══ Stored records ══
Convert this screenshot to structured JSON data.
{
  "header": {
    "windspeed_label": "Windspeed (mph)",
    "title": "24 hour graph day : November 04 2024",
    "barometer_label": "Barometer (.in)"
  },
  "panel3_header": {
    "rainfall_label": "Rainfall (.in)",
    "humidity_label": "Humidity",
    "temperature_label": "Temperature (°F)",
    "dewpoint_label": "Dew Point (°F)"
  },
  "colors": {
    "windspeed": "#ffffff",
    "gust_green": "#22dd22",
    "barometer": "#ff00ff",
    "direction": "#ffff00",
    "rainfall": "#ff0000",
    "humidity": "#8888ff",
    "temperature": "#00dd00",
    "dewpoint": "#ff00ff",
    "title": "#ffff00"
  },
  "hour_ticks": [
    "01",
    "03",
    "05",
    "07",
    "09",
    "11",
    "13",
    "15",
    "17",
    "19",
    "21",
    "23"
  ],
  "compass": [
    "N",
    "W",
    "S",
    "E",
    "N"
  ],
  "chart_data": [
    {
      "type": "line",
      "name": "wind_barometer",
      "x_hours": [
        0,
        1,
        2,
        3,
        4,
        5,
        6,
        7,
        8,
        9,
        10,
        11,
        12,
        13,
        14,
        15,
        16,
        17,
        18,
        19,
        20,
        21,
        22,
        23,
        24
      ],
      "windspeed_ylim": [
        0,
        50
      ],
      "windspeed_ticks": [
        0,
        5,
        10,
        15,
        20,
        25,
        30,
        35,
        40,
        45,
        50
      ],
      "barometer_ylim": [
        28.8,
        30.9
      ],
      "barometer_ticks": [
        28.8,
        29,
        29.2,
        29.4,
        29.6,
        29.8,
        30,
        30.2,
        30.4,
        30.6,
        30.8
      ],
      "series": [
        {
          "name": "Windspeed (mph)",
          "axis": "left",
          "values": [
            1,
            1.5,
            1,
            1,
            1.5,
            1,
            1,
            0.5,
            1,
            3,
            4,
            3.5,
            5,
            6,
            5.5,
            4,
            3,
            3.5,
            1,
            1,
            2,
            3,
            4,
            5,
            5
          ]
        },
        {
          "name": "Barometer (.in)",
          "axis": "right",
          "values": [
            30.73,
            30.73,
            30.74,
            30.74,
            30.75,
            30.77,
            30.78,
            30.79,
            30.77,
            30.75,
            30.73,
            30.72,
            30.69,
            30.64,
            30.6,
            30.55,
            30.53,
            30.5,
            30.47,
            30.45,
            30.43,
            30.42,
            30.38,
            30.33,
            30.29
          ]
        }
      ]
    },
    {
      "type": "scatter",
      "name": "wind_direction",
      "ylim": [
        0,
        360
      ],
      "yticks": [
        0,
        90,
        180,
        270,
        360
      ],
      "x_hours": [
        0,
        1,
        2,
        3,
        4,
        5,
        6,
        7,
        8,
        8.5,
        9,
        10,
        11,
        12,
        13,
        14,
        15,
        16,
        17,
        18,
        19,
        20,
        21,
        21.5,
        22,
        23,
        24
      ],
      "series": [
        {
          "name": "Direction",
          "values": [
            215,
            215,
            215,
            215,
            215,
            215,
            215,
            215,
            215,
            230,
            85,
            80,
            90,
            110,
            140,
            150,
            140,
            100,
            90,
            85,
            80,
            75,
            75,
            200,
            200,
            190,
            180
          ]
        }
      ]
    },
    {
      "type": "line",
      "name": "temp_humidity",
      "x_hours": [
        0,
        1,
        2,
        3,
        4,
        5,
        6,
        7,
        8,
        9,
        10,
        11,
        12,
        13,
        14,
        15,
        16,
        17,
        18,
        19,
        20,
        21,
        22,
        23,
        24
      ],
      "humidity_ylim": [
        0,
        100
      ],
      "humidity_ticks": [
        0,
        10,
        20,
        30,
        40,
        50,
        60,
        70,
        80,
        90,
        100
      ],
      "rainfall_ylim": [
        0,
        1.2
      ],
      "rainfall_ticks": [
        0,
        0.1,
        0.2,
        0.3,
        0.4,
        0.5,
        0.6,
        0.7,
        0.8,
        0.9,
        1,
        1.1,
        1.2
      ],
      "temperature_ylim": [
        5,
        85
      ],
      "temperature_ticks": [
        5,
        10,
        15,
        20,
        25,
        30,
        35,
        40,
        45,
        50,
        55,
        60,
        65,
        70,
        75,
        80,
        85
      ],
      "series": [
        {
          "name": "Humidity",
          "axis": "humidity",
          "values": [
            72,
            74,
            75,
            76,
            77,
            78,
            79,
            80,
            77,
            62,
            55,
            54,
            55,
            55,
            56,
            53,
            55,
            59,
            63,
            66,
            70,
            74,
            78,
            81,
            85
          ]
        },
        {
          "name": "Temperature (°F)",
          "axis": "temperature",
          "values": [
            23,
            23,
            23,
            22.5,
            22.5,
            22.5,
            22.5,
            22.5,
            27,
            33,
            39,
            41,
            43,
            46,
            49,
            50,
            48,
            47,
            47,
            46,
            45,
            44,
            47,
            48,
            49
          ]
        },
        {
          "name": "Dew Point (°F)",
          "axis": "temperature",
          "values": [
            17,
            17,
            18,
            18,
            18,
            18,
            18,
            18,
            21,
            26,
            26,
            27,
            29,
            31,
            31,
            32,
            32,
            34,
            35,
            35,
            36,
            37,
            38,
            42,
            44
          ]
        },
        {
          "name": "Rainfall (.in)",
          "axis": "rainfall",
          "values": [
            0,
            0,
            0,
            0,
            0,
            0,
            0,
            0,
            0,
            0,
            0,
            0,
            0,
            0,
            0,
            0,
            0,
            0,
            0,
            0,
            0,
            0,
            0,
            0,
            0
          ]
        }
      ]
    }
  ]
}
═══
Produce an exact copy of all the records.

■ **Response for this exercise**
Convert this screenshot to structured JSON data.
{
  "header": {
    "windspeed_label": "Windspeed (mph)",
    "title": "24 hour graph day : November 04 2024",
    "barometer_label": "Barometer (.in)"
  },
  "panel3_header": {
    "rainfall_label": "Rainfall (.in)",
    "humidity_label": "Humidity",
    "temperature_label": "Temperature (°F)",
    "dewpoint_label": "Dew Point (°F)"
  },
  "colors": {
    "windspeed": "#ffffff",
    "gust_green": "#22dd22",
    "barometer": "#ff00ff",
    "direction": "#ffff00",
    "rainfall": "#ff0000",
    "humidity": "#8888ff",
    "temperature": "#00dd00",
    "dewpoint": "#ff00ff",
    "title": "#ffff00"
  },
  "hour_ticks": [
    "01",
    "03",
    "05",
    "07",
    "09",
    "11",
    "13",
    "15",
    "17",
    "19",
    "21",
    "23"
  ],
  "compass": [
    "N",
    "W",
    "S",
    "E",
    "N"
  ],
  "chart_data": [
    {
      "type": "line",
      "name": "wind_barometer",
      "x_hours": [
        0,
        1,
        2,
        3,
        4,
        5,
        6,
        7,
        8,
        9,
        10,
        11,
        12,
        13,
        14,
        15,
        16,
        17,
        18,
        19,
        20,
        21,
        22,
        23,
        24
      ],
      "windspeed_ylim": [
        0,
        50
      ],
      "windspeed_ticks": [
        0,
        5,
        10,
        15,
        20,
        25,
        30,
        35,
        40,
        45,
        50
      ],
      "barometer_ylim": [
        28.8,
        30.9
      ],
      "barometer_ticks": [
        28.8,
        29,
        29.2,
        29.4,
        29.6,
        29.8,
        30,
        30.2,
        30.4,
        30.6,
        30.8
      ],
      "series": [
        {
          "name": "Windspeed (mph)",
          "axis": "left",
          "values": [
            1,
            1.5,
            1,
            1,
            1.5,
            1,
            1,
            0.5,
            1,
            3,
            4,
            3.5,
            5,
            6,
            5.5,
            4,
            3,
            3.5,
            1,
            1,
            2,
            3,
            4,
            5,
            5
          ]
        },
        {
          "name": "Barometer (.in)",
          "axis": "right",
          "values": [
            30.73,
            30.73,
            30.74,
            30.74,
            30.75,
            30.77,
            30.78,
            30.79,
            30.77,
            30.75,
            30.73,
            30.72,
            30.69,
            30.64,
            30.6,
            30.55,
            30.53,
            30.5,
            30.47,
            30.45,
            30.43,
            30.42,
            30.38,
            30.33,
            30.29
          ]
        }
      ]
    },
    {
      "type": "scatter",
      "name": "wind_direction",
      "ylim": [
        0,
        360
      ],
      "yticks": [
        0,
        90,
        180,
        270,
        360
      ],
      "x_hours": [
        0,
        1,
        2,
        3,
        4,
        5,
        6,
        7,
        8,
        8.5,
        9,
        10,
        11,
        12,
        13,
        14,
        15,
        16,
        17,
        18,
        19,
        20,
        21,
        21.5,
        22,
        23,
        24
      ],
      "series": [
        {
          "name": "Direction",
          "values": [
            215,
            215,
            215,
            215,
            215,
            215,
            215,
            215,
            215,
            230,
            85,
            80,
            90,
            110,
            140,
            150,
            140,
            100,
            90,
            85,
            80,
            75,
            75,
            200,
            200,
            190,
            180
          ]
        }
      ]
    },
    {
      "type": "line",
      "name": "temp_humidity",
      "x_hours": [
        0,
        1,
        2,
        3,
        4,
        5,
        6,
        7,
        8,
        9,
        10,
        11,
        12,
        13,
        14,
        15,
        16,
        17,
        18,
        19,
        20,
        21,
        22,
        23,
        24
      ],
      "humidity_ylim": [
        0,
        100
      ],
      "humidity_ticks": [
        0,
        10,
        20,
        30,
        40,
        50,
        60,
        70,
        80,
        90,
        100
      ],
      "rainfall_ylim": [
        0,
        1.2
      ],
      "rainfall_ticks": [
        0,
        0.1,
        0.2,
        0.3,
        0.4,
        0.5,
        0.6,
        0.7,
        0.8,
        0.9,
        1,
        1.1,
        1.2
      ],
      "temperature_ylim": [
        5,
        85
      ],
      "temperature_ticks": [
        5,
        10,
        15,
        20,
        25,
        30,
        35,
        40,
        45,
        50,
        55,
        60,
        65,
        70,
        75,
        80,
        85
      ],
      "series": [
        {
          "name": "Humidity",
          "axis": "humidity",
          "values": [
            72,
            74,
            75,
            76,
            77,
            78,
            79,
            80,
            77,
            62,
            55,
            54,
            55,
            55,
            56,
            53,
            55,
            59,
            63,
            66,
            70,
            74,
            78,
            81,
            85
          ]
        },
        {
          "name": "Temperature (°F)",
          "axis": "temperature",
          "values": [
            23,
            23,
            23,
            22.5,
            22.5,
            22.5,
            22.5,
            22.5,
            27,
            33,
            39,
            41,
            43,
            46,
            49,
            50,
            48,
            47,
            47,
            46,
            45,
            44,
            47,
            48,
            49
          ]
        },
        {
          "name": "Dew Point (°F)",
          "axis": "temperature",
          "values": [
            17,
            17,
            18,
            18,
            18,
            18,
            18,
            18,
            21,
            26,
            26,
            27,
            29,
            31,
            31,
            32,
            32,
            34,
            35,
            35,
            36,
            37,
            38,
            42,
            44
          ]
        },
        {
          "name": "Rainfall (.in)",
          "axis": "rainfall",
          "values": [
            0,
            0,
            0,
            0,
            0,
            0,
            0,
            0,
            0,
            0,
            0,
            0,
            0,
            0,
            0,
            0,
            0,
            0,
            0,
            0,
            0,
            0,
            0,
            0,
            0
          ]
        }
      ]
    }
  ]
}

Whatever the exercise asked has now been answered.